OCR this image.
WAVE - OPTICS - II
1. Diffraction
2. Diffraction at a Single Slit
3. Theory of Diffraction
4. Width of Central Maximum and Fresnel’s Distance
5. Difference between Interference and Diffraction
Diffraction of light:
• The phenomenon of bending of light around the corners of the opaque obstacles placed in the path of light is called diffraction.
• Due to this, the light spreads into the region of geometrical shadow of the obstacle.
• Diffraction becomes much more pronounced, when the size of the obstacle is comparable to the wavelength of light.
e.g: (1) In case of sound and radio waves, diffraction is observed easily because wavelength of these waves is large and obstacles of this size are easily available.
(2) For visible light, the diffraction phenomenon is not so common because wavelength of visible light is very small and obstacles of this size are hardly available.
----
Objective
Could you transcribe the records in full, exactly?

Output
OCR this image.
WAVE - OPTICS - II
1. Diffraction
2. Diffraction at a Single Slit
3. Theory of Diffraction
4. Width of Central Maximum and Fresnel’s Distance
5. Difference between Interference and Diffraction
Diffraction of light:
• The phenomenon of bending of light around the corners of the opaque obstacles placed in the path of light is called diffraction.
• Due to this, the light spreads into the region of geometrical shadow of the obstacle.
• Diffraction becomes much more pronounced, when the size of the obstacle is comparable to the wavelength of light.
e.g: (1) In case of sound and radio waves, diffraction is observed easily because wavelength of these waves is large and obstacles of this size are easily available.
(2) For visible light, the diffraction phenomenon is not so common because wavelength of visible light is very small and obstacles of this size are hardly available.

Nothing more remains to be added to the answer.